┌─ Excerpted records
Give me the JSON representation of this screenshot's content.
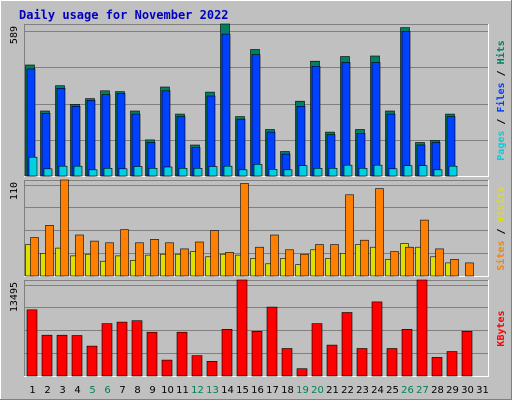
{
  "chart_data": {
    "type": "bar",
    "title": "Daily usage for November 2022",
    "days": [
      "1",
      "2",
      "3",
      "4",
      "5",
      "6",
      "7",
      "8",
      "9",
      "10",
      "11",
      "12",
      "13",
      "14",
      "15",
      "16",
      "17",
      "18",
      "19",
      "20",
      "21",
      "22",
      "23",
      "24",
      "25",
      "26",
      "27",
      "28",
      "29",
      "30",
      "31"
    ],
    "weekend_days": [
      "5",
      "6",
      "12",
      "13",
      "19",
      "20",
      "26",
      "27"
    ],
    "panels": [
      {
        "ylim": [
          0,
          589
        ],
        "ytick_label": "589",
        "side_labels": [
          {
            "text": "Pages",
            "color": "#00d0e0"
          },
          {
            "text": " / ",
            "color": "#000000"
          },
          {
            "text": "Files",
            "color": "#0040ff"
          },
          {
            "text": " / ",
            "color": "#000000"
          },
          {
            "text": "Hits",
            "color": "#008060"
          }
        ],
        "series": [
          {
            "name": "Hits",
            "color": "#008060",
            "values": [
              430,
              252,
              350,
              278,
              300,
              330,
              327,
              252,
              140,
              345,
              240,
              120,
              325,
              589,
              230,
              490,
              180,
              95,
              290,
              445,
              170,
              463,
              180,
              465,
              252,
              575,
              130,
              138,
              240,
              0,
              0
            ]
          },
          {
            "name": "Files",
            "color": "#0040ff",
            "values": [
              415,
              243,
              340,
              270,
              293,
              315,
              320,
              240,
              130,
              330,
              230,
              110,
              310,
              550,
              220,
              470,
              170,
              85,
              270,
              425,
              160,
              440,
              165,
              440,
              240,
              560,
              120,
              130,
              230,
              0,
              0
            ]
          },
          {
            "name": "Pages",
            "color": "#00d0e0",
            "values": [
              73,
              28,
              38,
              38,
              24,
              30,
              28,
              37,
              30,
              35,
              30,
              30,
              37,
              38,
              24,
              45,
              26,
              24,
              40,
              30,
              30,
              42,
              30,
              42,
              28,
              40,
              40,
              24,
              38,
              0,
              0
            ]
          }
        ]
      },
      {
        "ylim": [
          0,
          110
        ],
        "ytick_label": "110",
        "side_labels": [
          {
            "text": "Sites",
            "color": "#ff8000"
          },
          {
            "text": " / ",
            "color": "#000000"
          },
          {
            "text": "Visits",
            "color": "#e0e000"
          }
        ],
        "series": [
          {
            "name": "Visits",
            "color": "#e0e000",
            "values": [
              36,
              26,
              32,
              23,
              25,
              17,
              23,
              18,
              24,
              25,
              25,
              28,
              22,
              25,
              24,
              20,
              14,
              20,
              13,
              30,
              20,
              26,
              36,
              33,
              19,
              37,
              33,
              22,
              15,
              0,
              0
            ]
          },
          {
            "name": "Sites",
            "color": "#ff8000",
            "values": [
              44,
              58,
              110,
              47,
              40,
              38,
              53,
              38,
              42,
              38,
              31,
              39,
              52,
              27,
              106,
              33,
              47,
              30,
              25,
              36,
              36,
              93,
              41,
              100,
              28,
              33,
              64,
              31,
              19,
              15,
              0
            ]
          }
        ]
      },
      {
        "ylim": [
          0,
          13495
        ],
        "ytick_label": "13495",
        "side_labels": [
          {
            "text": "KBytes",
            "color": "#ff0000"
          }
        ],
        "series": [
          {
            "name": "KBytes",
            "color": "#ff0000",
            "values": [
              9300,
              5730,
              5730,
              5690,
              4210,
              7370,
              7570,
              7770,
              6160,
              2230,
              6160,
              2870,
              2060,
              6560,
              13495,
              6290,
              9680,
              3870,
              1030,
              7370,
              4340,
              8920,
              3870,
              10410,
              3870,
              6560,
              13495,
              2620,
              3440,
              6290,
              0
            ]
          }
        ]
      }
    ]
  }
}
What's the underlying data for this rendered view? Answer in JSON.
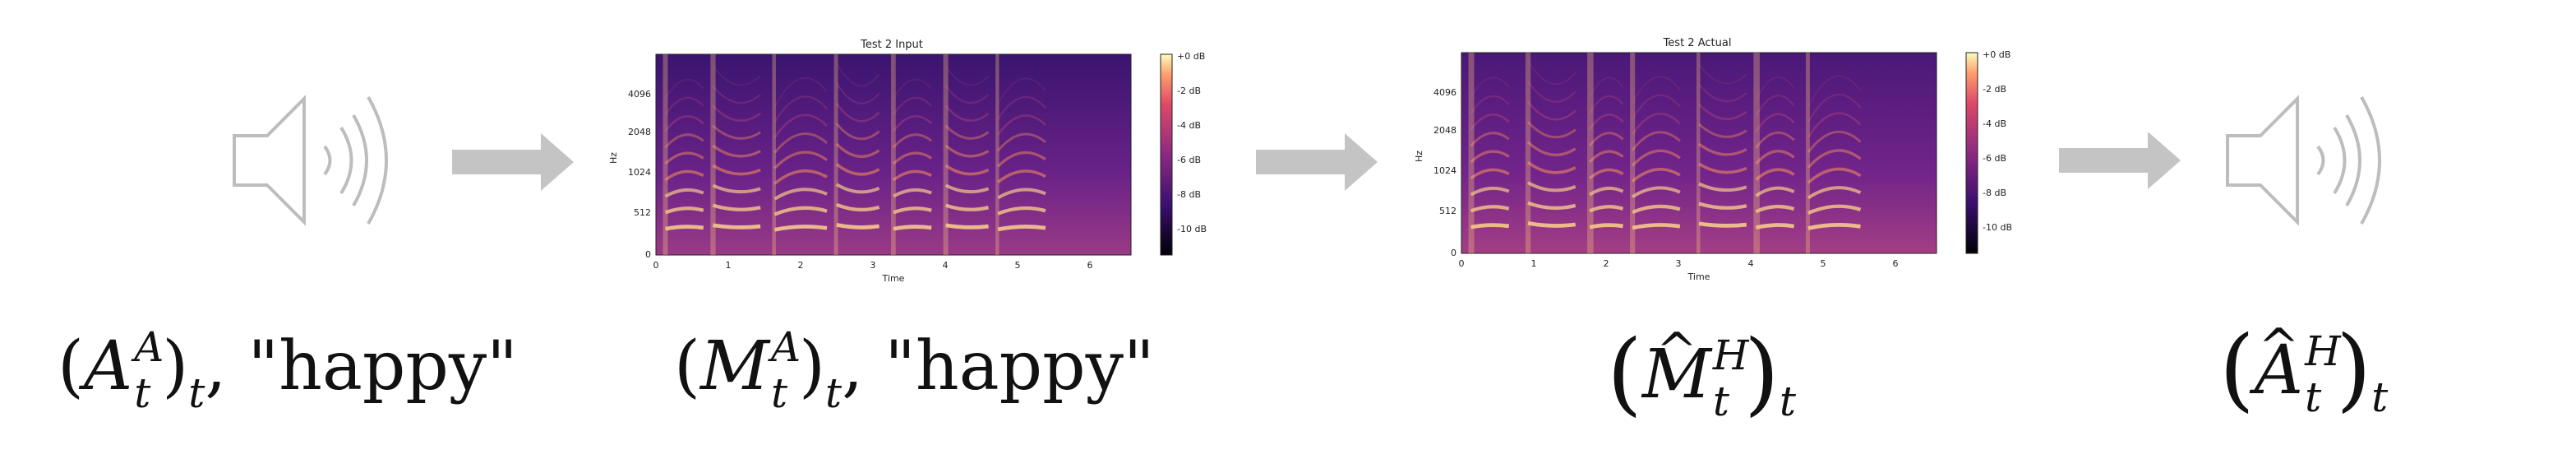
{
  "spectrograms": [
    {
      "title": "Test 2 Input",
      "ylabel": "Hz",
      "xlabel": "Time",
      "yticks": [
        "0",
        "512",
        "1024",
        "2048",
        "4096"
      ],
      "xticks": [
        "0",
        "1",
        "2",
        "3",
        "4",
        "5",
        "6"
      ],
      "colorbar_ticks": [
        "+0 dB",
        "-2 dB",
        "-4 dB",
        "-6 dB",
        "-8 dB",
        "-10 dB"
      ]
    },
    {
      "title": "Test 2 Actual",
      "ylabel": "Hz",
      "xlabel": "Time",
      "yticks": [
        "0",
        "512",
        "1024",
        "2048",
        "4096"
      ],
      "xticks": [
        "0",
        "1",
        "2",
        "3",
        "4",
        "5",
        "6"
      ],
      "colorbar_ticks": [
        "+0 dB",
        "-2 dB",
        "-4 dB",
        "-6 dB",
        "-8 dB",
        "-10 dB"
      ]
    }
  ],
  "labels": {
    "l1_base": "A",
    "l1_sup": "A",
    "l1_sub": "t",
    "l1_outer_sub": "t",
    "l1_word": "\"happy\"",
    "l2_base": "M",
    "l2_sup": "A",
    "l2_sub": "t",
    "l2_outer_sub": "t",
    "l2_word": "\"happy\"",
    "l3_base": "M",
    "l3_sup": "H",
    "l3_sub": "t",
    "l3_outer_sub": "t",
    "l4_base": "A",
    "l4_sup": "H",
    "l4_sub": "t",
    "l4_outer_sub": "t"
  },
  "icons": [
    "speaker-icon",
    "right-arrow-icon",
    "spectrogram-image",
    "right-arrow-icon",
    "spectrogram-image",
    "right-arrow-icon",
    "speaker-icon"
  ],
  "colors": {
    "icon_gray": "#c0c0c0",
    "spec_dark": "#1a0b3b",
    "spec_mid": "#8a2a8a",
    "spec_bright": "#f7a35a"
  }
}
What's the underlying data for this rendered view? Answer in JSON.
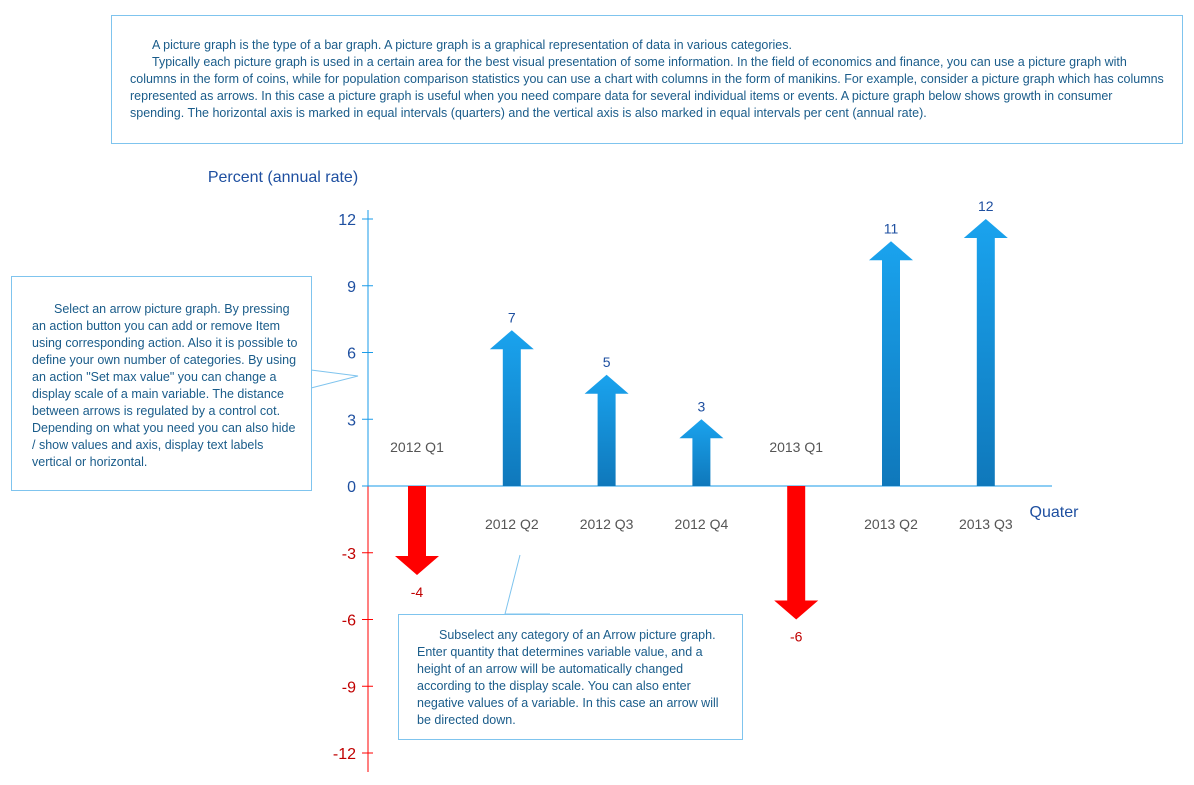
{
  "intro": {
    "p1": "A picture graph is the type of a bar graph. A picture graph is a graphical representation of data in various categories.",
    "p2": "Typically each picture graph is used in a certain area for the best visual presentation of some information. In the field of economics and finance, you can use a picture graph with columns in the form of coins, while for population comparison statistics you can use a chart with columns in the form of manikins. For example, consider a picture graph which has columns represented as arrows. In this case a picture graph is useful when you need compare data for several individual items or events. A picture graph below shows growth in consumer spending. The horizontal axis is marked in equal intervals (quarters) and the vertical axis is also marked in equal intervals per cent (annual rate)."
  },
  "callout_left": "Select an arrow picture graph. By pressing an action button you can add or remove Item using corresponding action. Also it is possible to define your own number of categories. By using an action \"Set max value\" you can change a display scale of a main variable. The distance between arrows is regulated by a control cot. Depending on what you need you can also hide / show values and axis, display text labels vertical or horizontal.",
  "callout_bottom": "Subselect any category of an Arrow picture graph. Enter quantity that determines variable value, and a height of an arrow will be automatically changed according to the display scale. You can also enter negative values of a variable. In this case an arrow will be directed down.",
  "chart_data": {
    "type": "bar",
    "ylabel": "Percent (annual rate)",
    "xlabel": "Quater",
    "ylim": [
      -12,
      12
    ],
    "yticks": [
      12,
      9,
      6,
      3,
      0,
      -3,
      -6,
      -9,
      -12
    ],
    "categories": [
      "2012 Q1",
      "2012 Q2",
      "2012 Q3",
      "2012 Q4",
      "2013 Q1",
      "2013 Q2",
      "2013 Q3"
    ],
    "values": [
      -4,
      7,
      5,
      3,
      -6,
      11,
      12
    ],
    "colors": {
      "positive": "#1a9be8",
      "negative": "#ff0000",
      "axis_pos": "#1a9be8",
      "axis_neg": "#ff0000",
      "tick_pos": "#1e4fa0",
      "tick_neg": "#c00000",
      "cat": "#555555"
    }
  }
}
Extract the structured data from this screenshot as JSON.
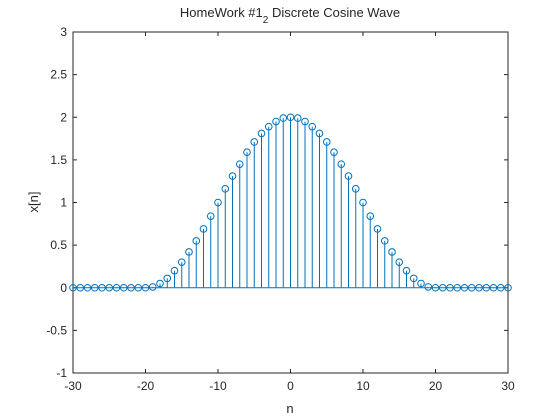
{
  "chart_data": {
    "type": "stem",
    "title_main": "HomeWork #1",
    "title_sub": "2",
    "title_rest": " Discrete Cosine Wave",
    "xlabel": "n",
    "ylabel": "x[n]",
    "xlim": [
      -30,
      30
    ],
    "ylim": [
      -1,
      3
    ],
    "xticks": [
      -30,
      -20,
      -10,
      0,
      10,
      20,
      30
    ],
    "yticks": [
      -1,
      -0.5,
      0,
      0.5,
      1,
      1.5,
      2,
      2.5,
      3
    ],
    "grid": false,
    "series_color": "#0072bd",
    "x": [
      -30,
      -29,
      -28,
      -27,
      -26,
      -25,
      -24,
      -23,
      -22,
      -21,
      -20,
      -19,
      -18,
      -17,
      -16,
      -15,
      -14,
      -13,
      -12,
      -11,
      -10,
      -9,
      -8,
      -7,
      -6,
      -5,
      -4,
      -3,
      -2,
      -1,
      0,
      1,
      2,
      3,
      4,
      5,
      6,
      7,
      8,
      9,
      10,
      11,
      12,
      13,
      14,
      15,
      16,
      17,
      18,
      19,
      20,
      21,
      22,
      23,
      24,
      25,
      26,
      27,
      28,
      29,
      30
    ],
    "y": [
      0,
      0,
      0,
      0,
      0,
      0,
      0,
      0,
      0,
      0,
      0,
      0.01,
      0.05,
      0.11,
      0.2,
      0.3,
      0.42,
      0.55,
      0.69,
      0.84,
      1.0,
      1.16,
      1.31,
      1.45,
      1.59,
      1.71,
      1.81,
      1.89,
      1.95,
      1.99,
      2.0,
      1.99,
      1.95,
      1.89,
      1.81,
      1.71,
      1.59,
      1.45,
      1.31,
      1.16,
      1.0,
      0.84,
      0.69,
      0.55,
      0.42,
      0.3,
      0.2,
      0.11,
      0.05,
      0.01,
      0,
      0,
      0,
      0,
      0,
      0,
      0,
      0,
      0,
      0,
      0
    ]
  }
}
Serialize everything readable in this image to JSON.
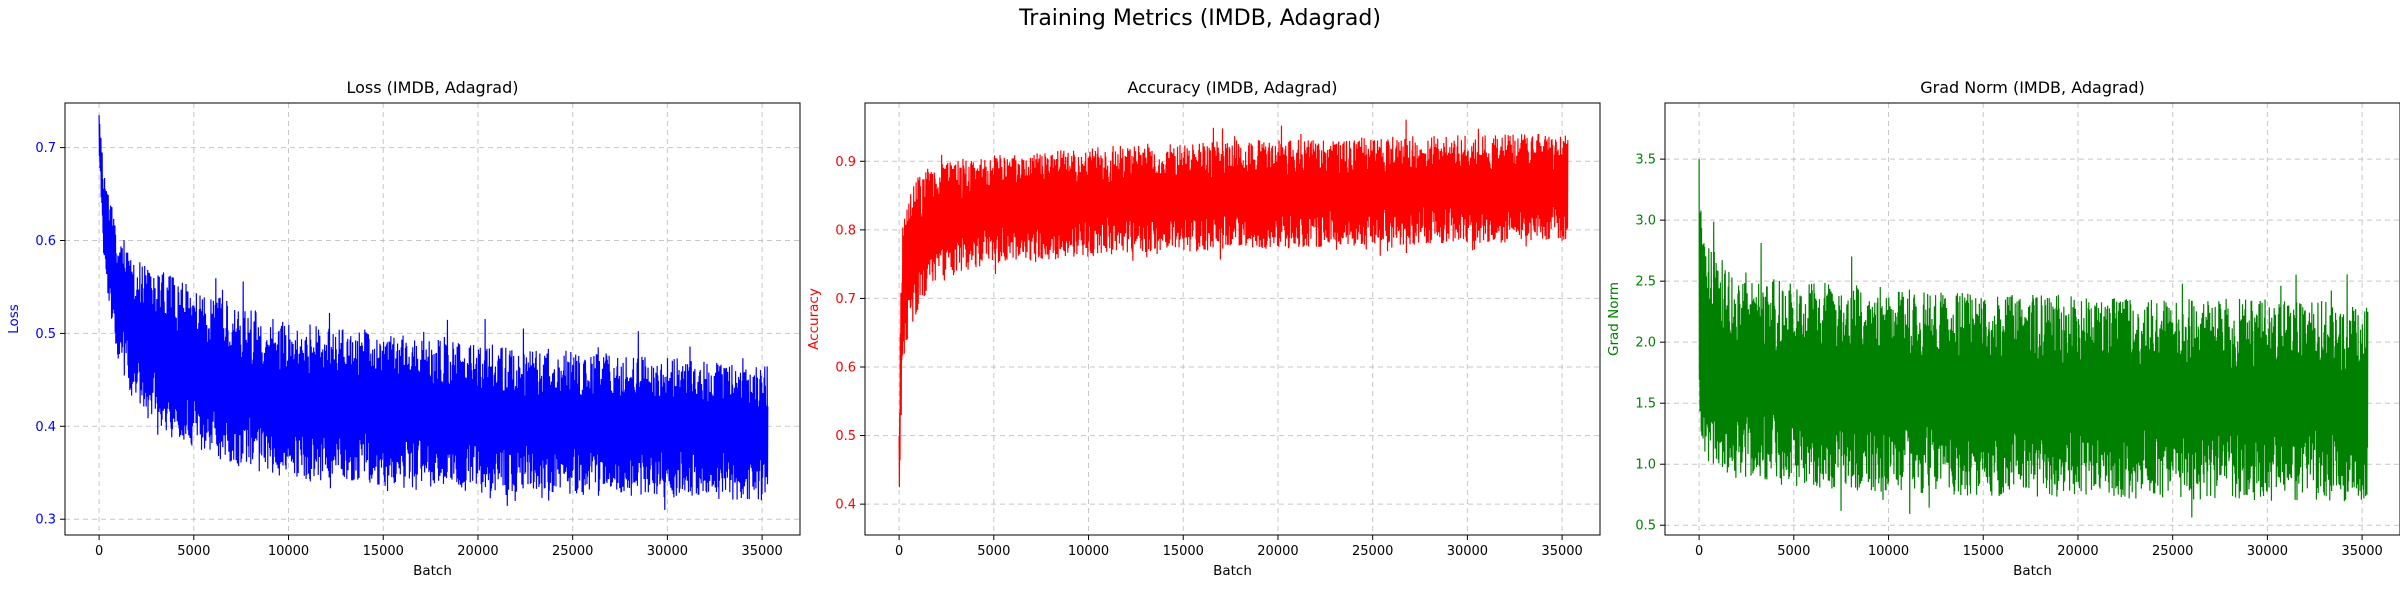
{
  "figure": {
    "suptitle": "Training Metrics (IMDB, Adagrad)"
  },
  "chart_data": [
    {
      "type": "line",
      "title": "Loss (IMDB, Adagrad)",
      "xlabel": "Batch",
      "ylabel": "Loss",
      "color": "#0000ff",
      "xlim": [
        -1800,
        37000
      ],
      "ylim": [
        0.283,
        0.748
      ],
      "xticks": [
        0,
        5000,
        10000,
        15000,
        20000,
        25000,
        30000,
        35000
      ],
      "yticks": [
        0.3,
        0.4,
        0.5,
        0.6,
        0.7
      ],
      "grid": true,
      "series": [
        {
          "x": [
            0,
            200,
            500,
            1000,
            1500,
            2000,
            3000,
            4000,
            5000,
            7500,
            10000,
            12500,
            15000,
            17500,
            20000,
            22500,
            25000,
            27500,
            30000,
            32500,
            35300
          ],
          "upper": [
            0.735,
            0.685,
            0.65,
            0.62,
            0.6,
            0.585,
            0.57,
            0.56,
            0.55,
            0.53,
            0.515,
            0.505,
            0.5,
            0.495,
            0.49,
            0.485,
            0.482,
            0.478,
            0.475,
            0.47,
            0.465
          ],
          "lower": [
            0.69,
            0.6,
            0.53,
            0.47,
            0.44,
            0.42,
            0.4,
            0.385,
            0.375,
            0.355,
            0.345,
            0.34,
            0.335,
            0.332,
            0.33,
            0.328,
            0.326,
            0.325,
            0.323,
            0.322,
            0.32
          ]
        }
      ]
    },
    {
      "type": "line",
      "title": "Accuracy (IMDB, Adagrad)",
      "xlabel": "Batch",
      "ylabel": "Accuracy",
      "color": "#ff0000",
      "xlim": [
        -1800,
        37000
      ],
      "ylim": [
        0.355,
        0.985
      ],
      "xticks": [
        0,
        5000,
        10000,
        15000,
        20000,
        25000,
        30000,
        35000
      ],
      "yticks": [
        0.4,
        0.5,
        0.6,
        0.7,
        0.8,
        0.9
      ],
      "grid": true,
      "series": [
        {
          "x": [
            0,
            100,
            250,
            500,
            1000,
            1500,
            2000,
            3000,
            4000,
            5000,
            7500,
            10000,
            12500,
            15000,
            17500,
            20000,
            22500,
            25000,
            27500,
            30000,
            32500,
            35300
          ],
          "upper": [
            0.5,
            0.78,
            0.82,
            0.85,
            0.88,
            0.89,
            0.895,
            0.9,
            0.905,
            0.91,
            0.915,
            0.92,
            0.925,
            0.928,
            0.93,
            0.932,
            0.933,
            0.935,
            0.937,
            0.938,
            0.94,
            0.94
          ],
          "lower": [
            0.38,
            0.5,
            0.6,
            0.65,
            0.68,
            0.7,
            0.72,
            0.735,
            0.745,
            0.75,
            0.755,
            0.76,
            0.765,
            0.768,
            0.77,
            0.772,
            0.775,
            0.777,
            0.779,
            0.78,
            0.781,
            0.782
          ]
        }
      ]
    },
    {
      "type": "line",
      "title": "Grad Norm (IMDB, Adagrad)",
      "xlabel": "Batch",
      "ylabel": "Grad Norm",
      "color": "#008000",
      "xlim": [
        -1800,
        37000
      ],
      "ylim": [
        0.42,
        3.96
      ],
      "xticks": [
        0,
        5000,
        10000,
        15000,
        20000,
        25000,
        30000,
        35000
      ],
      "yticks": [
        0.5,
        1.0,
        1.5,
        2.0,
        2.5,
        3.0,
        3.5
      ],
      "grid": true,
      "series": [
        {
          "x": [
            0,
            200,
            500,
            1000,
            2000,
            3000,
            5000,
            7500,
            10000,
            12500,
            15000,
            17500,
            20000,
            22500,
            25000,
            27500,
            30000,
            32500,
            35300
          ],
          "upper": [
            3.5,
            3.0,
            2.8,
            2.7,
            2.6,
            2.55,
            2.5,
            2.48,
            2.45,
            2.42,
            2.4,
            2.4,
            2.38,
            2.38,
            2.37,
            2.36,
            2.35,
            2.35,
            2.3
          ],
          "lower": [
            1.3,
            1.05,
            0.95,
            0.9,
            0.86,
            0.83,
            0.8,
            0.78,
            0.76,
            0.75,
            0.74,
            0.73,
            0.72,
            0.715,
            0.71,
            0.705,
            0.7,
            0.7,
            0.69
          ]
        }
      ]
    }
  ]
}
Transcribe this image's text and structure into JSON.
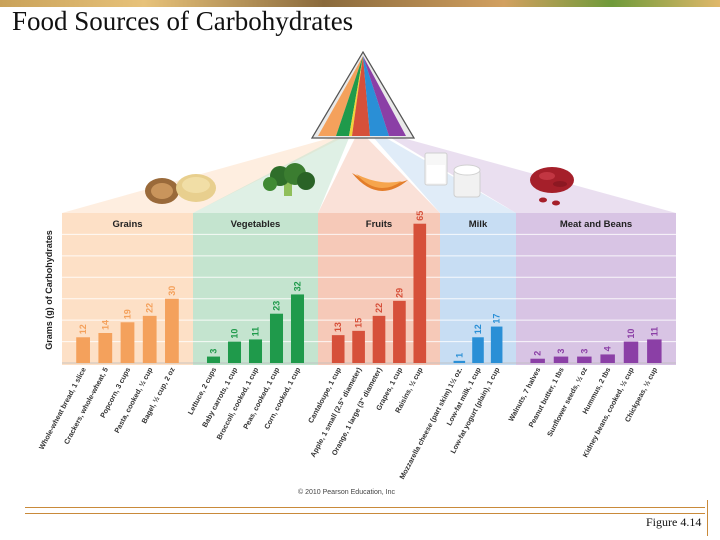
└─
Exercise requirements:
How many of the lines above hold the word "image"? Give only that number.

Written answer:
4